Extracted records
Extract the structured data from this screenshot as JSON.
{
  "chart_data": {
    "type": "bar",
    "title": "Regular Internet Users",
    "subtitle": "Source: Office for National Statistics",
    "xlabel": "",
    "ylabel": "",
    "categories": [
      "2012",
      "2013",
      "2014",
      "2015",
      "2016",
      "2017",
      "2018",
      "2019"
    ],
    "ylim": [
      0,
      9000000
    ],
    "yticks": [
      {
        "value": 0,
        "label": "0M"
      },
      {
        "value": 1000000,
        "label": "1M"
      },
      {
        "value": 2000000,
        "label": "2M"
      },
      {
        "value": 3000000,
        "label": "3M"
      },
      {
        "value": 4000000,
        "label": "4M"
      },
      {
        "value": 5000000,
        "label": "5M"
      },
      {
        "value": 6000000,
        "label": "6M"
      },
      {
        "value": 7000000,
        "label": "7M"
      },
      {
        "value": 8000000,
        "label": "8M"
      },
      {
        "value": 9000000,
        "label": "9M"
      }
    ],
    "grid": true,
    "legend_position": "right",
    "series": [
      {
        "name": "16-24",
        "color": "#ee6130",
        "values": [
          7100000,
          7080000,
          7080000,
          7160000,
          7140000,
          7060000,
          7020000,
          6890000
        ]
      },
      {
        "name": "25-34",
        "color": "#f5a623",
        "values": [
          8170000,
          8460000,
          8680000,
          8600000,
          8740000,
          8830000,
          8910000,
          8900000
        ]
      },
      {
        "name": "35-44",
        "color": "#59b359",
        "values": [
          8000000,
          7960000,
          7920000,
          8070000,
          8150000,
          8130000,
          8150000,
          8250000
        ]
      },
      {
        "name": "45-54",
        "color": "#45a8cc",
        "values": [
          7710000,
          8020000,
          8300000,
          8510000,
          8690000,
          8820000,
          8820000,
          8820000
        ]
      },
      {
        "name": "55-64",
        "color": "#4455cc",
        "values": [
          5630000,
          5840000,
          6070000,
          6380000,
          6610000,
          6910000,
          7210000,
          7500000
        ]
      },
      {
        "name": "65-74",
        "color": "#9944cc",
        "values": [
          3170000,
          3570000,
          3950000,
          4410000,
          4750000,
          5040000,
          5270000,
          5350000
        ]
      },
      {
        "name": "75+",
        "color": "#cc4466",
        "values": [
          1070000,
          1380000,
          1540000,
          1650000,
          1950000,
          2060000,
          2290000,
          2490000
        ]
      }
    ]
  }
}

...

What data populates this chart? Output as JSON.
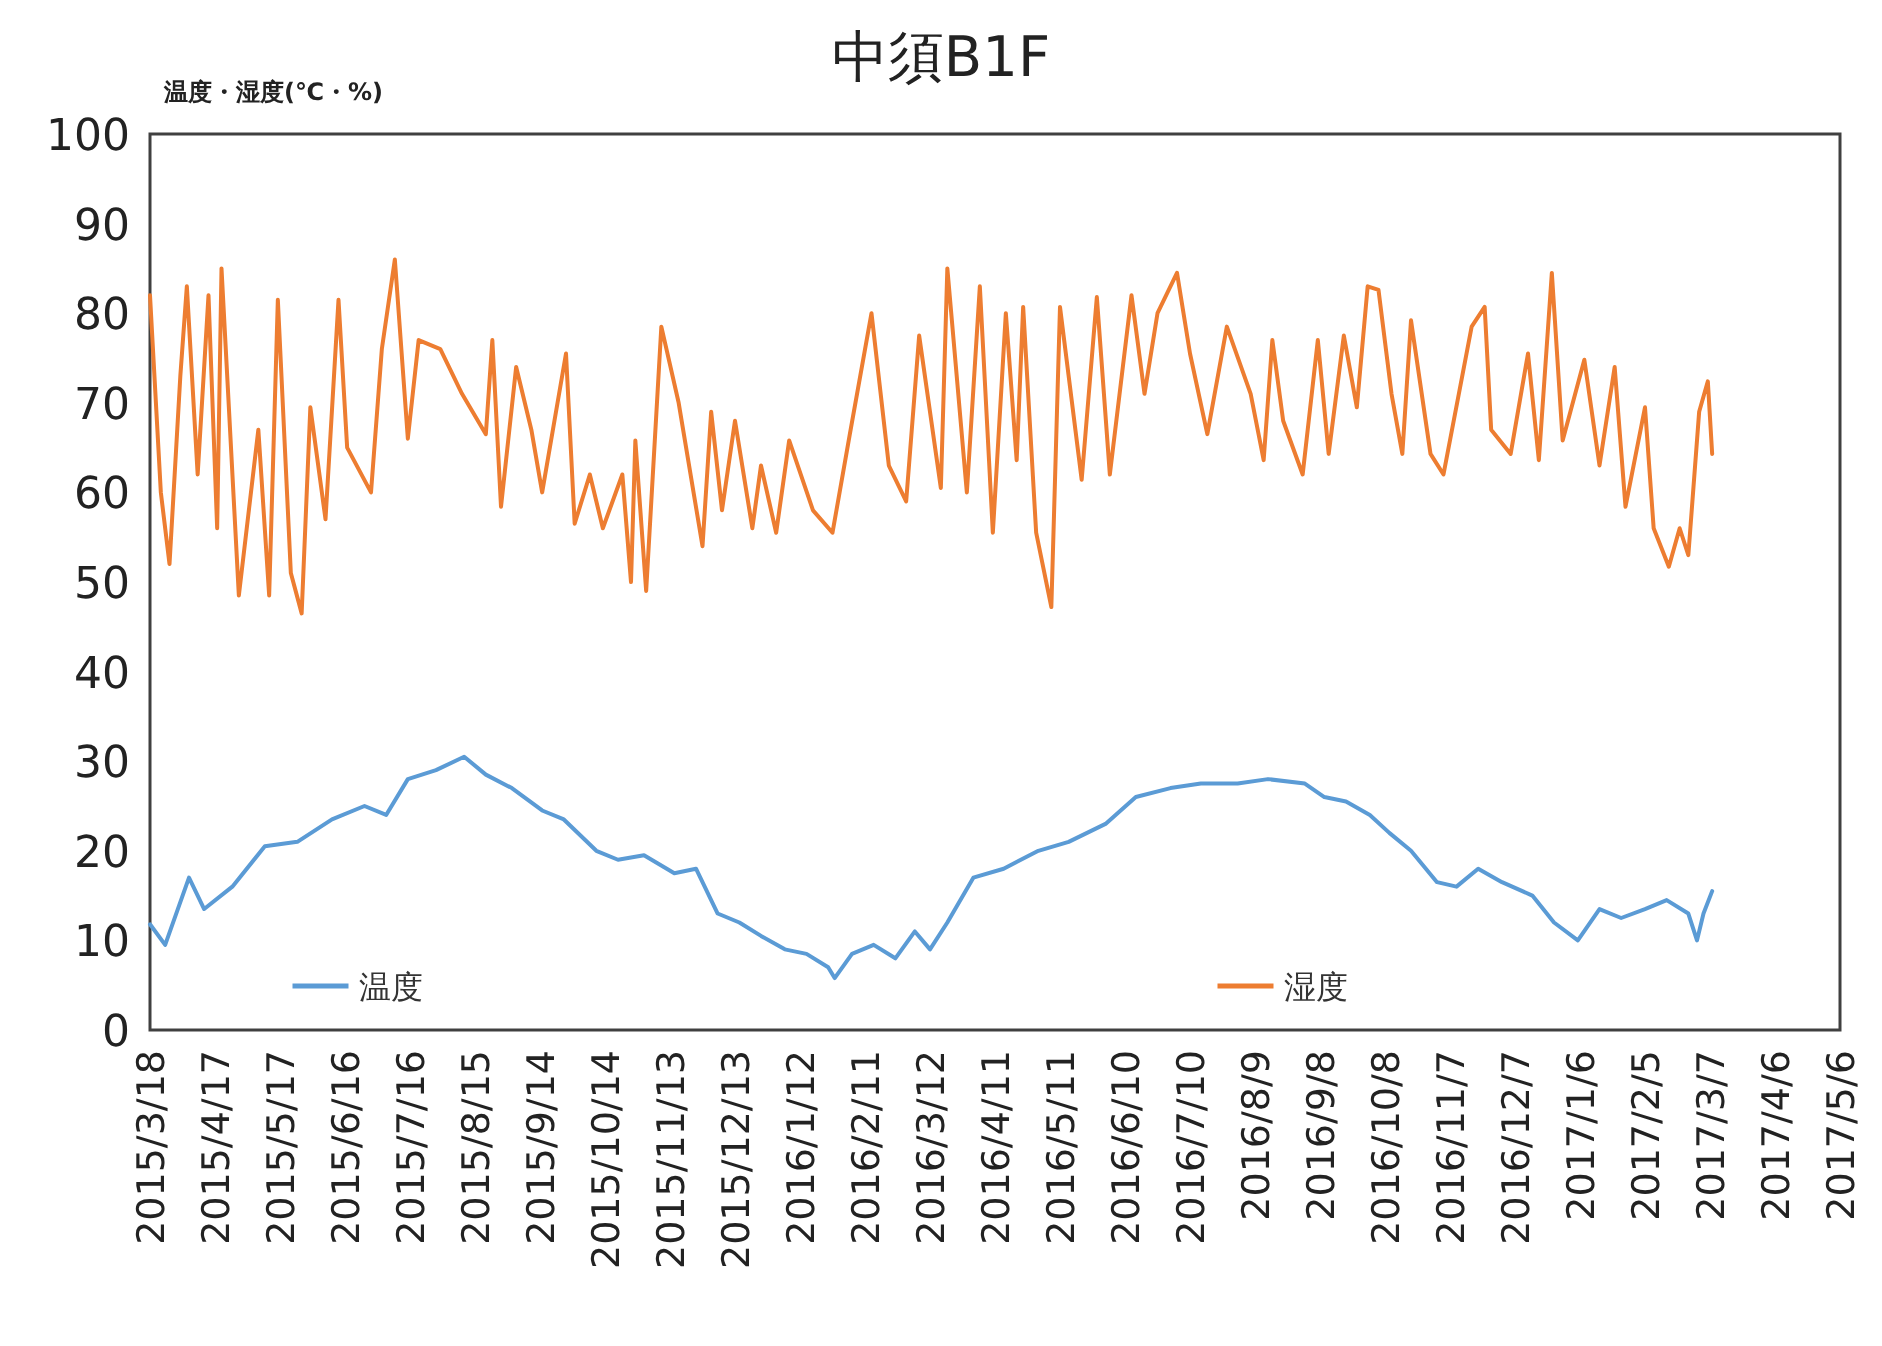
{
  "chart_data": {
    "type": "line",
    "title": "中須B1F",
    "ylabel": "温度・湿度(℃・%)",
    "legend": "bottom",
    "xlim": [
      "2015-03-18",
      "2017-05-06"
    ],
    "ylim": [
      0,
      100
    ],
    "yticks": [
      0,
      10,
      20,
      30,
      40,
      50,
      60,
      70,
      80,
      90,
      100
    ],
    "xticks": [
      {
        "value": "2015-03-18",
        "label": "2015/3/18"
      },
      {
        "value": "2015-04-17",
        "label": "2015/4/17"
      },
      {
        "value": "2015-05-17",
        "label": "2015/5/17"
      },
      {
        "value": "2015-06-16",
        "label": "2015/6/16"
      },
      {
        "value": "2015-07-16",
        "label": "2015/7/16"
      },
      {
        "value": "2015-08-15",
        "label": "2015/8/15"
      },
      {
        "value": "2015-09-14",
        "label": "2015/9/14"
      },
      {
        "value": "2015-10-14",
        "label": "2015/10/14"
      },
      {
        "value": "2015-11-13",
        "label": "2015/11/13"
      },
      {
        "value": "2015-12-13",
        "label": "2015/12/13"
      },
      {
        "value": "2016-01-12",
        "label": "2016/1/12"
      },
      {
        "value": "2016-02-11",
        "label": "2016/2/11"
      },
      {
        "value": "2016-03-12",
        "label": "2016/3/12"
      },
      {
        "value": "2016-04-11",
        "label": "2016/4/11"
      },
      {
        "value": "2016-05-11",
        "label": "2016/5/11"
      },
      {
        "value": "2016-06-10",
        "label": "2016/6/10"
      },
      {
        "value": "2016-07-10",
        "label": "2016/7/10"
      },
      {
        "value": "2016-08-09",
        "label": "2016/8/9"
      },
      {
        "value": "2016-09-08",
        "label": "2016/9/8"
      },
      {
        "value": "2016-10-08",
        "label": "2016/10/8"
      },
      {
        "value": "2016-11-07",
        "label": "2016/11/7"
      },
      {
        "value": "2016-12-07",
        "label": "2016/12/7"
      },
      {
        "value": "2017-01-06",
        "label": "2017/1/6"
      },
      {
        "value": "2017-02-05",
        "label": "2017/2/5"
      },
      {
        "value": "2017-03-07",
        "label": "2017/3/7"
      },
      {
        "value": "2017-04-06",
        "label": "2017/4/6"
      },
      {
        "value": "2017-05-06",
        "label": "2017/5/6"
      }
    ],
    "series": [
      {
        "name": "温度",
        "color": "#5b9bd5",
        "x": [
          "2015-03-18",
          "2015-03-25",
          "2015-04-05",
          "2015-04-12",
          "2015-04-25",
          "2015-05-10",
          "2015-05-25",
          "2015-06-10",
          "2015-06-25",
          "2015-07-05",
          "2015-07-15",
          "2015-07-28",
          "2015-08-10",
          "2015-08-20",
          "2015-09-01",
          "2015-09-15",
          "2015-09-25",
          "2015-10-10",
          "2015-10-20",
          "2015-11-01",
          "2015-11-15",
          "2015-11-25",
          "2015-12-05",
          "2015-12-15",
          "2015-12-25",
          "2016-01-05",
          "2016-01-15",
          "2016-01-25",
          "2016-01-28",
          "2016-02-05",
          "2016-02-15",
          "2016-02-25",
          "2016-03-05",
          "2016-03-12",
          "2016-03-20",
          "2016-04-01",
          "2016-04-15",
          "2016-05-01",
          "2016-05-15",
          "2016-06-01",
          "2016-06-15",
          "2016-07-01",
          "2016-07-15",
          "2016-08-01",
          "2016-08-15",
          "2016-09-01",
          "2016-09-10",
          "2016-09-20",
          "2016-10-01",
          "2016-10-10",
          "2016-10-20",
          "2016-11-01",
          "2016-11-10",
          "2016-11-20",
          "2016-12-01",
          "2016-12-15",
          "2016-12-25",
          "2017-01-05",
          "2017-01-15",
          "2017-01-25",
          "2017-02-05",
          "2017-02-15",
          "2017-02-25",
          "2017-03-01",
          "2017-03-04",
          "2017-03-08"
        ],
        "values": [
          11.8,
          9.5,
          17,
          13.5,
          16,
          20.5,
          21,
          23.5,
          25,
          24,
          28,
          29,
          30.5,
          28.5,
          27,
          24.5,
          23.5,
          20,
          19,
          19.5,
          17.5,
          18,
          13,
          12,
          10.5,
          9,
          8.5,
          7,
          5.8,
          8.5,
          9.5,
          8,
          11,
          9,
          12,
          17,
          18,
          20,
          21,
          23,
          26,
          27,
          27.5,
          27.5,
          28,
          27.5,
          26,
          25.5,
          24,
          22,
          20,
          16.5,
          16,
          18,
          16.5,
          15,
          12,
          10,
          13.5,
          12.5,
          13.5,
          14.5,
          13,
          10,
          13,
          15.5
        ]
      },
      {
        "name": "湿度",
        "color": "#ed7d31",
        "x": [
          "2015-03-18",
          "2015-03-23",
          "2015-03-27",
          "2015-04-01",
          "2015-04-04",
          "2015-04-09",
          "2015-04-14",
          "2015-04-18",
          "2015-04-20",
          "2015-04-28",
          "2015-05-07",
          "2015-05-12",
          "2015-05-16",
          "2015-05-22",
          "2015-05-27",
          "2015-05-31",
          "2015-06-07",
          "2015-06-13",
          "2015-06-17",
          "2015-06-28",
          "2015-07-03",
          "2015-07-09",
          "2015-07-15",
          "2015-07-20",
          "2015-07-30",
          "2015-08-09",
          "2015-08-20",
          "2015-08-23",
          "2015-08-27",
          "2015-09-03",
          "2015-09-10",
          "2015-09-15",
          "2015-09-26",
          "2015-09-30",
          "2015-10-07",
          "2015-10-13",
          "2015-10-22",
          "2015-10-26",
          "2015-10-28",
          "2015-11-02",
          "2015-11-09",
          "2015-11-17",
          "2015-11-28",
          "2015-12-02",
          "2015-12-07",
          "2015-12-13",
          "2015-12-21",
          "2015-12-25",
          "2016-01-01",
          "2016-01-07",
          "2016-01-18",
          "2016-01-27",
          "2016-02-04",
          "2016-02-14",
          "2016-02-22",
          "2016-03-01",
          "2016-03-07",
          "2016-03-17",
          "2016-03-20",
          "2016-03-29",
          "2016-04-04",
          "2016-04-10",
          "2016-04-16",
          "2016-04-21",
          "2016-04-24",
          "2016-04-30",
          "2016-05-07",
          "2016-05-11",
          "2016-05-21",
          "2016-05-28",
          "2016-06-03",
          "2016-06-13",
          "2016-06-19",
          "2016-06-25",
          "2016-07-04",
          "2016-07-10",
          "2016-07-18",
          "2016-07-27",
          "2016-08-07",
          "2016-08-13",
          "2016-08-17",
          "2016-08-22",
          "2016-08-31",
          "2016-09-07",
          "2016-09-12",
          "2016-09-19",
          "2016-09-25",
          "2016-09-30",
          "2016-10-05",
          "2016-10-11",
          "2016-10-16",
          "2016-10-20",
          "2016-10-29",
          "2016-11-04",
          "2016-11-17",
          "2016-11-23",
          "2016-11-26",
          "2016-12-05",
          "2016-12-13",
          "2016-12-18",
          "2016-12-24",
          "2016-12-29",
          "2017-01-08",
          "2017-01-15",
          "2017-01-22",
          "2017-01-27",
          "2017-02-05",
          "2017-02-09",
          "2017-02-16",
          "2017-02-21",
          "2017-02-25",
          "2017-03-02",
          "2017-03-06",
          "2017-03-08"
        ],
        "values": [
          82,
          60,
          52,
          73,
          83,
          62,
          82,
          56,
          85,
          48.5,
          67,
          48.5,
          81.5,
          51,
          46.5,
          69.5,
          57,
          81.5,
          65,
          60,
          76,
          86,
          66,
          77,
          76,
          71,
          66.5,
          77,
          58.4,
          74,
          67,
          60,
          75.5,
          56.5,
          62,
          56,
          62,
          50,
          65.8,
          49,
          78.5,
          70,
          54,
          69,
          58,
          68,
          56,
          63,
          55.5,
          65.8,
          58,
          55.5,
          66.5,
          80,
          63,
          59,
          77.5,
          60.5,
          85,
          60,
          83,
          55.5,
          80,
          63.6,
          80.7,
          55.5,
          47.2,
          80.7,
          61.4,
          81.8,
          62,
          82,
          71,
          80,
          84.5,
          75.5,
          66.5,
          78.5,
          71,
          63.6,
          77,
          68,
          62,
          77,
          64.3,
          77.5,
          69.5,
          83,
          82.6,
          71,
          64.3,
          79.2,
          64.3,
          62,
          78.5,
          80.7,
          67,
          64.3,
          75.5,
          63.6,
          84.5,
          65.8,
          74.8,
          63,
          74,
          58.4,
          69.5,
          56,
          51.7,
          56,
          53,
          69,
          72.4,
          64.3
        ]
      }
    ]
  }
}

--

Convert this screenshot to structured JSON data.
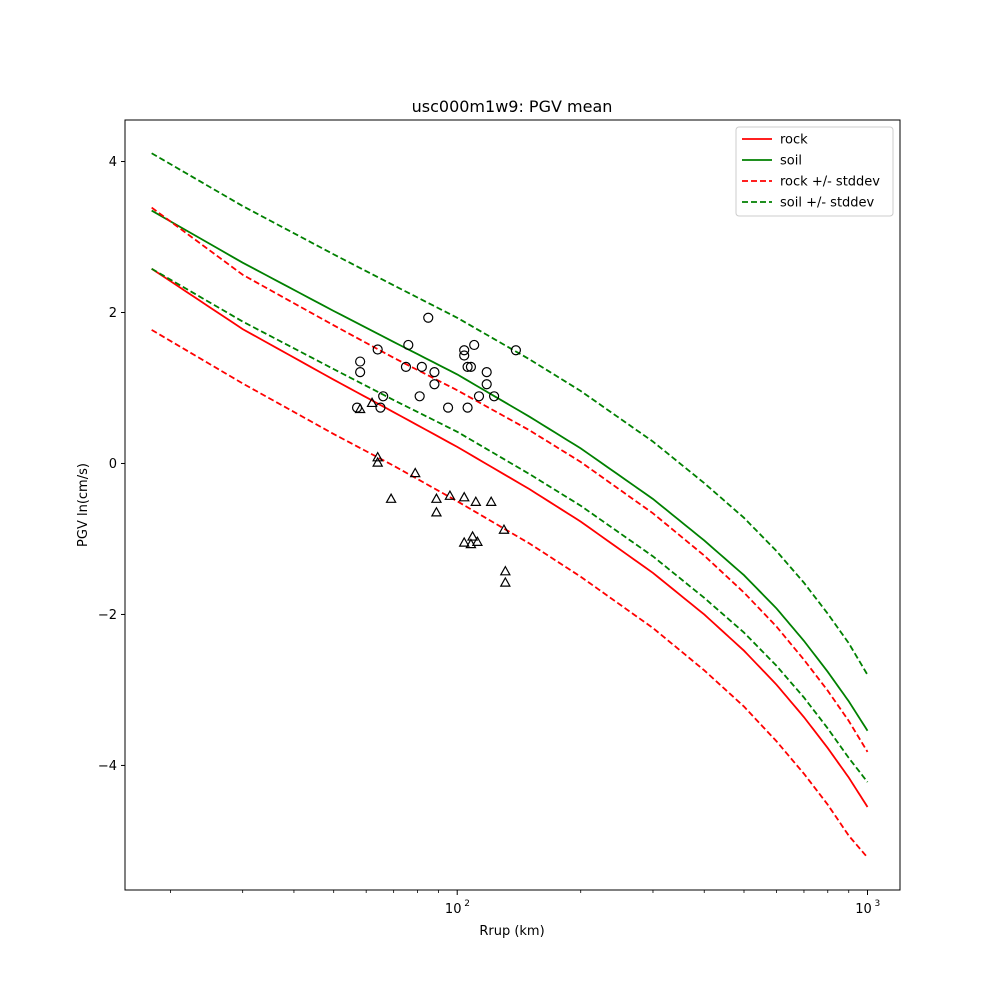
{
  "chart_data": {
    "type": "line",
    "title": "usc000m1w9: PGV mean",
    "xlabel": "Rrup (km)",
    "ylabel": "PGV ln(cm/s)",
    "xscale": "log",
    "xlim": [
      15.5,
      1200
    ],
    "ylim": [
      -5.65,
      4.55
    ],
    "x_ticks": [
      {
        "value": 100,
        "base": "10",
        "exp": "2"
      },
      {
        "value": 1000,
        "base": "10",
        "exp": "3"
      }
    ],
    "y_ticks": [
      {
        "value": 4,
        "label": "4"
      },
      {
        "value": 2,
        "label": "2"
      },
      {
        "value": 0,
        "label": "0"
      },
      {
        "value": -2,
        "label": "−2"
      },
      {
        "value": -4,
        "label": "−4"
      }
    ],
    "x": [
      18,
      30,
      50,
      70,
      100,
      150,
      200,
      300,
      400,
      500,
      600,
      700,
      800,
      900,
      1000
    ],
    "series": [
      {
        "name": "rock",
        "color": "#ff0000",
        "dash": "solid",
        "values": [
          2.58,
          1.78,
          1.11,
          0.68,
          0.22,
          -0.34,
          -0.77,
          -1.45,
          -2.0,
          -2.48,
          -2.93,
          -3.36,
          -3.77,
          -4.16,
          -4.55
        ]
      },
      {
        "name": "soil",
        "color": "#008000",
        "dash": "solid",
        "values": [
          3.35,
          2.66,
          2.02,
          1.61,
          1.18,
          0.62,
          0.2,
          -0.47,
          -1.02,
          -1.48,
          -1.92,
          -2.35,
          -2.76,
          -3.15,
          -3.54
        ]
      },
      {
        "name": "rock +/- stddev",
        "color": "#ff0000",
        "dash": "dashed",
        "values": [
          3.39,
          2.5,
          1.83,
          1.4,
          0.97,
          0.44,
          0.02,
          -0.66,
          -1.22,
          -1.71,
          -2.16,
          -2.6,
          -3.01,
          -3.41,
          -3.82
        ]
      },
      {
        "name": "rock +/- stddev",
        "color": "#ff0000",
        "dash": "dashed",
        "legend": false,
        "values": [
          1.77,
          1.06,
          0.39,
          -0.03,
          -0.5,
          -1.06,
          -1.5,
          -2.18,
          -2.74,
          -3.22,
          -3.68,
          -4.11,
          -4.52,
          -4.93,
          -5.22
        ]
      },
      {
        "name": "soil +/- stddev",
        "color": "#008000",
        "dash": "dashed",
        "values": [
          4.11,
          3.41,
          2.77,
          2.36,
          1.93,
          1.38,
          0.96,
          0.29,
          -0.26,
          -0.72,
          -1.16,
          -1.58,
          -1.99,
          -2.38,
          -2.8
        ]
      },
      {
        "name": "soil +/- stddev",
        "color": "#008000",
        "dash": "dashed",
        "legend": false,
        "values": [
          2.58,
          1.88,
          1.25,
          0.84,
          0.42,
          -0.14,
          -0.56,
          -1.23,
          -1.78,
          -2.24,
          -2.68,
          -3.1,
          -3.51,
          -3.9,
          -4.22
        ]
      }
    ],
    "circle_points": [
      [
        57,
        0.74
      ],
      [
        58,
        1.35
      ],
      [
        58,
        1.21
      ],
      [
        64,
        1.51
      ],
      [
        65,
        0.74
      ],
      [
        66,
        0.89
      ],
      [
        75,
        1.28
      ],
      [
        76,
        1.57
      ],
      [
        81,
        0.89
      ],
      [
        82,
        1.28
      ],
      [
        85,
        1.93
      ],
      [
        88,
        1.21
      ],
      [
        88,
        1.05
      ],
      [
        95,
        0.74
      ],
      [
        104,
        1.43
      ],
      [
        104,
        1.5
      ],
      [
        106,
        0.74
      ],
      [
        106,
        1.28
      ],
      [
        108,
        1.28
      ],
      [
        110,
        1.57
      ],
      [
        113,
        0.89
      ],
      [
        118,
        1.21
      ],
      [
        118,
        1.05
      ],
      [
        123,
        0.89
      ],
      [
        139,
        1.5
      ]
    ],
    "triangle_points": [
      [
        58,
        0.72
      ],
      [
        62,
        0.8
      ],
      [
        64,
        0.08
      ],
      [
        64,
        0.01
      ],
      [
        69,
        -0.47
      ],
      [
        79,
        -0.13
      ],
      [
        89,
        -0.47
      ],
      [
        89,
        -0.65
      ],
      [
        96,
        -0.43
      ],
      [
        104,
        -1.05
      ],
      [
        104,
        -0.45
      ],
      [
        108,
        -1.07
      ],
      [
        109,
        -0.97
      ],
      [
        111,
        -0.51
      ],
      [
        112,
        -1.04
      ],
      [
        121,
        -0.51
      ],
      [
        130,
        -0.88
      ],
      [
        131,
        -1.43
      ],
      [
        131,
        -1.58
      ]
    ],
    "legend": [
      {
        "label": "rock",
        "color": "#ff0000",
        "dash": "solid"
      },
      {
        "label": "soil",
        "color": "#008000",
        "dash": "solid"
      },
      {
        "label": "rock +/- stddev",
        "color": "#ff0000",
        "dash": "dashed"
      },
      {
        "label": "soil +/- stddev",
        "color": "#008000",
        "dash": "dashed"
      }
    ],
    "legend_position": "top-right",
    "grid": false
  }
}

Task directions
Copy out every line from the data above that has "structured" in it.

Written response
Extract the structured data from this screenshot as JSON.
Convert this screenshot to structured JSON data.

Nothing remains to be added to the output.